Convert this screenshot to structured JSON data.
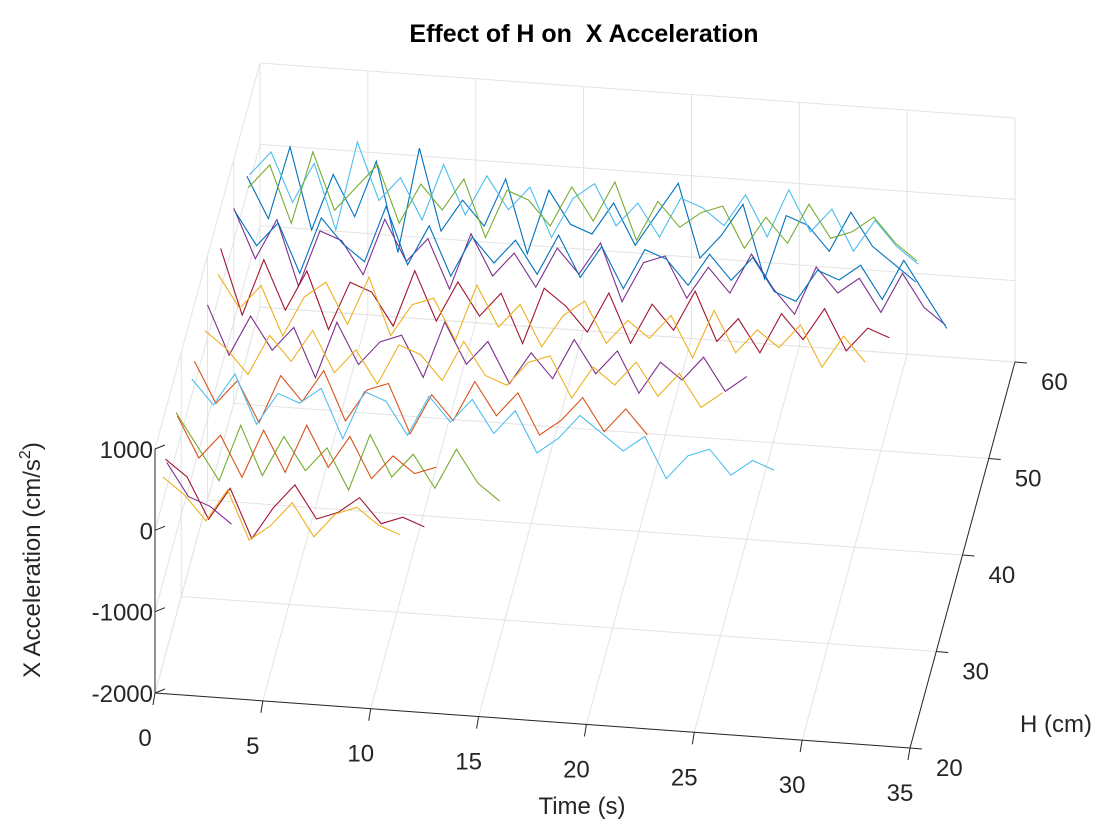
{
  "chart_data": {
    "type": "line3d",
    "title": "Effect of H on  X Acceleration",
    "xlabel": "Time (s)",
    "ylabel": "H (cm)",
    "zlabel": [
      "X Acceleration (cm/s",
      "2",
      ")"
    ],
    "xlim": [
      0,
      35
    ],
    "xticks": [
      0,
      5,
      10,
      15,
      20,
      25,
      30,
      35
    ],
    "ylim": [
      20,
      60
    ],
    "yticks": [
      20,
      30,
      40,
      50,
      60
    ],
    "zlim": [
      -2000,
      1000
    ],
    "zticks": [
      -2000,
      -1000,
      0,
      1000
    ],
    "grid": true,
    "series": [
      {
        "h": 55,
        "color": "#0072BD",
        "x": [
          0,
          1,
          2,
          3,
          4,
          5,
          6,
          7,
          8,
          9,
          10,
          11,
          12,
          13,
          14,
          15,
          16,
          17,
          18,
          19,
          20,
          21,
          22,
          23,
          24,
          25,
          26,
          27,
          28,
          29,
          30,
          31
        ],
        "values": [
          200,
          -300,
          600,
          -400,
          300,
          -200,
          500,
          -600,
          700,
          -300,
          100,
          -200,
          400,
          -500,
          300,
          -100,
          -200,
          200,
          -300,
          100,
          500,
          -400,
          -100,
          300,
          -600,
          200,
          100,
          -200,
          300,
          -100,
          -300,
          -500
        ]
      },
      {
        "h": 56,
        "color": "#4DBEEE",
        "x": [
          0,
          1,
          2,
          3,
          4,
          5,
          6,
          7,
          8,
          9,
          10,
          11,
          12,
          13,
          14,
          15,
          16,
          17,
          18,
          19,
          20,
          21,
          22,
          23,
          24,
          25,
          26,
          27,
          28,
          29,
          30,
          31
        ],
        "values": [
          100,
          400,
          -200,
          300,
          -500,
          600,
          -100,
          200,
          -300,
          400,
          -200,
          300,
          -100,
          200,
          -400,
          100,
          300,
          -200,
          100,
          -300,
          200,
          100,
          -100,
          300,
          -200,
          400,
          -100,
          200,
          -300,
          100,
          -200,
          -400
        ]
      },
      {
        "h": 55.5,
        "color": "#77AC30",
        "x": [
          0,
          1,
          2,
          3,
          4,
          5,
          6,
          7,
          8,
          9,
          10,
          11,
          12,
          13,
          14,
          15,
          16,
          17,
          18,
          19,
          20,
          21,
          22,
          23,
          24,
          25,
          26,
          27,
          28,
          29,
          30,
          31
        ],
        "values": [
          0,
          300,
          -400,
          500,
          -200,
          100,
          400,
          -300,
          200,
          -100,
          300,
          -400,
          200,
          100,
          -200,
          300,
          -100,
          400,
          -300,
          200,
          -100,
          100,
          200,
          -300,
          100,
          -200,
          300,
          -100,
          0,
          200,
          -100,
          -300
        ]
      },
      {
        "h": 50,
        "color": "#7E2F8E",
        "x": [
          0,
          1,
          2,
          3,
          4,
          5,
          6,
          7,
          8,
          9,
          10,
          11,
          12,
          13,
          14,
          15,
          16,
          17,
          18,
          19,
          20,
          21,
          22,
          23,
          24,
          25,
          26,
          27,
          28,
          29,
          30,
          31,
          32,
          33
        ],
        "values": [
          400,
          -200,
          300,
          -500,
          200,
          100,
          -300,
          400,
          -100,
          200,
          -400,
          300,
          -200,
          100,
          -300,
          200,
          -100,
          300,
          -400,
          100,
          200,
          -300,
          100,
          -200,
          300,
          -100,
          -400,
          200,
          -100,
          100,
          -300,
          200,
          -200,
          -400
        ]
      },
      {
        "h": 50.5,
        "color": "#0072BD",
        "x": [
          0,
          1,
          2,
          3,
          4,
          5,
          6,
          7,
          8,
          9,
          10,
          11,
          12,
          13,
          14,
          15,
          16,
          17,
          18,
          19,
          20,
          21,
          22,
          23,
          24,
          25,
          26,
          27,
          28,
          29,
          30,
          31,
          32,
          33
        ],
        "values": [
          300,
          -100,
          200,
          -400,
          300,
          0,
          -200,
          500,
          -200,
          300,
          -300,
          200,
          -100,
          200,
          -200,
          300,
          -200,
          200,
          -300,
          200,
          100,
          -200,
          200,
          -100,
          200,
          -200,
          -300,
          100,
          0,
          200,
          -200,
          300,
          -100,
          -500
        ]
      },
      {
        "h": 45,
        "color": "#A2142F",
        "x": [
          0,
          1,
          2,
          3,
          4,
          5,
          6,
          7,
          8,
          9,
          10,
          11,
          12,
          13,
          14,
          15,
          16,
          17,
          18,
          19,
          20,
          21,
          22,
          23,
          24,
          25,
          26,
          27,
          28,
          29,
          30,
          31
        ],
        "values": [
          500,
          -300,
          400,
          -200,
          300,
          -400,
          200,
          100,
          -300,
          400,
          -200,
          300,
          -100,
          200,
          -400,
          300,
          100,
          -200,
          300,
          -300,
          200,
          -100,
          400,
          -200,
          100,
          -300,
          200,
          -100,
          300,
          -200,
          100,
          0
        ]
      },
      {
        "h": 44,
        "color": "#EDB120",
        "x": [
          0,
          1,
          2,
          3,
          4,
          5,
          6,
          7,
          8,
          9,
          10,
          11,
          12,
          13,
          14,
          15,
          16,
          17,
          18,
          19,
          20,
          21,
          22,
          23,
          24,
          25,
          26,
          27,
          28,
          29,
          30
        ],
        "values": [
          300,
          -100,
          200,
          -400,
          100,
          300,
          -200,
          400,
          -300,
          100,
          200,
          -300,
          400,
          -100,
          200,
          -300,
          100,
          300,
          -200,
          100,
          -100,
          200,
          -300,
          300,
          -200,
          100,
          -100,
          200,
          -300,
          100,
          -200
        ]
      },
      {
        "h": 40,
        "color": "#7E2F8E",
        "x": [
          0,
          1,
          2,
          3,
          4,
          5,
          6,
          7,
          8,
          9,
          10,
          11,
          12,
          13,
          14,
          15,
          16,
          17,
          18,
          19,
          20,
          21,
          22,
          23,
          24,
          25
        ],
        "values": [
          400,
          -200,
          300,
          -100,
          200,
          -400,
          300,
          -200,
          100,
          200,
          -300,
          400,
          -100,
          200,
          -300,
          100,
          -200,
          300,
          -100,
          200,
          -300,
          100,
          -100,
          200,
          -200,
          0
        ]
      },
      {
        "h": 39,
        "color": "#EDB120",
        "x": [
          0,
          1,
          2,
          3,
          4,
          5,
          6,
          7,
          8,
          9,
          10,
          11,
          12,
          13,
          14,
          15,
          16,
          17,
          18,
          19,
          20,
          21,
          22,
          23,
          24
        ],
        "values": [
          200,
          0,
          -300,
          200,
          -100,
          300,
          -200,
          100,
          -300,
          200,
          100,
          -200,
          300,
          -100,
          -200,
          100,
          200,
          -300,
          100,
          -100,
          200,
          -200,
          100,
          -300,
          -100
        ]
      },
      {
        "h": 35,
        "color": "#D95319",
        "x": [
          0,
          1,
          2,
          3,
          4,
          5,
          6,
          7,
          8,
          9,
          10,
          11,
          12,
          13,
          14,
          15,
          16,
          17,
          18,
          19,
          20,
          21
        ],
        "values": [
          300,
          -200,
          100,
          -400,
          200,
          -100,
          300,
          -300,
          100,
          200,
          -400,
          100,
          -200,
          300,
          -100,
          200,
          -300,
          -100,
          200,
          -200,
          100,
          -200
        ]
      },
      {
        "h": 34,
        "color": "#4DBEEE",
        "x": [
          0,
          1,
          2,
          3,
          4,
          5,
          6,
          7,
          8,
          9,
          10,
          11,
          12,
          13,
          14,
          15,
          16,
          17,
          18,
          19,
          20,
          21,
          22,
          23,
          24,
          25,
          26,
          27
        ],
        "values": [
          200,
          -100,
          300,
          -300,
          100,
          0,
          200,
          -400,
          200,
          100,
          -300,
          200,
          -100,
          200,
          -200,
          100,
          -400,
          -200,
          100,
          -100,
          -300,
          -100,
          -600,
          -300,
          -200,
          -500,
          -300,
          -400
        ]
      },
      {
        "h": 28,
        "color": "#77AC30",
        "x": [
          0,
          1,
          2,
          3,
          4,
          5,
          6,
          7,
          8,
          9,
          10,
          11,
          12,
          13,
          14,
          15
        ],
        "values": [
          500,
          100,
          -300,
          400,
          -200,
          300,
          -100,
          200,
          -300,
          400,
          -100,
          200,
          -200,
          300,
          -100,
          -300
        ]
      },
      {
        "h": 28.5,
        "color": "#D95319",
        "x": [
          0,
          1,
          2,
          3,
          4,
          5,
          6,
          7,
          8,
          9,
          10,
          11,
          12
        ],
        "values": [
          400,
          -100,
          200,
          -300,
          300,
          -200,
          400,
          -100,
          300,
          -200,
          100,
          -100,
          0
        ]
      },
      {
        "h": 24,
        "color": "#A2142F",
        "x": [
          0,
          1,
          2,
          3,
          4,
          5,
          6,
          7,
          8,
          9,
          10,
          11,
          12
        ],
        "values": [
          400,
          200,
          -300,
          100,
          -500,
          -100,
          200,
          -200,
          -100,
          100,
          -200,
          -100,
          -200
        ]
      },
      {
        "h": 23,
        "color": "#EDB120",
        "x": [
          0,
          1,
          2,
          3,
          4,
          5,
          6,
          7,
          8,
          9,
          10,
          11
        ],
        "values": [
          300,
          100,
          -200,
          200,
          -400,
          -200,
          100,
          -300,
          0,
          100,
          -100,
          -200
        ]
      },
      {
        "h": 24.5,
        "color": "#7E2F8E",
        "x": [
          0,
          1,
          2,
          3
        ],
        "values": [
          300,
          -100,
          -200,
          -400
        ]
      }
    ]
  }
}
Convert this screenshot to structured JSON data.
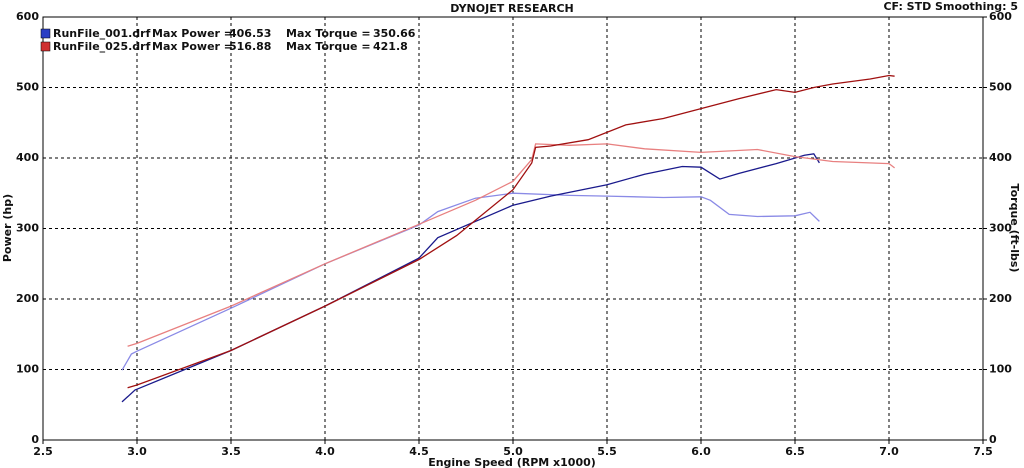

_____

Go through the material and copy out every line with "Acceleration" in it.

    "title": "Effect of H on  X Acceleration",
      "X Acceleration (cm/s",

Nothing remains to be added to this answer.